● **Instruction**
Review the lines that follow and copy each one that contains the word "structured".

--- BEGIN Extracted information ---

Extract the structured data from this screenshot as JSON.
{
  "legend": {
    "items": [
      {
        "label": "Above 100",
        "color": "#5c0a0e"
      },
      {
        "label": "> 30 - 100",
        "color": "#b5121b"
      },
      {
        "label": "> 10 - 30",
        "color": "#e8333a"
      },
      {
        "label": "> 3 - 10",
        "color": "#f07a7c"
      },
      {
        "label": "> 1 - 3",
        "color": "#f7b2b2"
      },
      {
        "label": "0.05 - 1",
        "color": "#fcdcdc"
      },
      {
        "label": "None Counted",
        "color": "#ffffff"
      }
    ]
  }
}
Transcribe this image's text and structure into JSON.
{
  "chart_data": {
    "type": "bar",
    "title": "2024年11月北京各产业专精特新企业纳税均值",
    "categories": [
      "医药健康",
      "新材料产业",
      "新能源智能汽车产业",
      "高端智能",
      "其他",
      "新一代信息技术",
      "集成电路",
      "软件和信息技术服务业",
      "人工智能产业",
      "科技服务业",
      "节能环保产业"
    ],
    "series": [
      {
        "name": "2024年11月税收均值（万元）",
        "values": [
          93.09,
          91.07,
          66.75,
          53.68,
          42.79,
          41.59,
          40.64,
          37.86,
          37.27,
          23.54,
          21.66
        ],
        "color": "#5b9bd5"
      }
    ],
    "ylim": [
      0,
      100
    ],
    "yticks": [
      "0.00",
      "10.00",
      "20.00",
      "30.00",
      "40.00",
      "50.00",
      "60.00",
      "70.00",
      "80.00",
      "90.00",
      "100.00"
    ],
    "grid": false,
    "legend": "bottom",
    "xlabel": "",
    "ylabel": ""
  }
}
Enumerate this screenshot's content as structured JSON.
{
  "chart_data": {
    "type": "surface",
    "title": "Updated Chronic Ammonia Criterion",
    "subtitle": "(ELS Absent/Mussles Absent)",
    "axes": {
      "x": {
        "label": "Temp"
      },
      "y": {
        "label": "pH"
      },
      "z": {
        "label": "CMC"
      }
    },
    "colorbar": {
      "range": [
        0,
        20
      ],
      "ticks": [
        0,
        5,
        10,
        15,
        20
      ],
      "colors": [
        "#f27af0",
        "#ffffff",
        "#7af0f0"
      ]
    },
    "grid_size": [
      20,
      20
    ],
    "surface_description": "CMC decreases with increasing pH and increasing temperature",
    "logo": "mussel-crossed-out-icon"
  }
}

--- END Extracted information ---

● **Exercise result**
Extract the structured data from this screenshot as JSON.
Enumerate this screenshot's content as structured JSON.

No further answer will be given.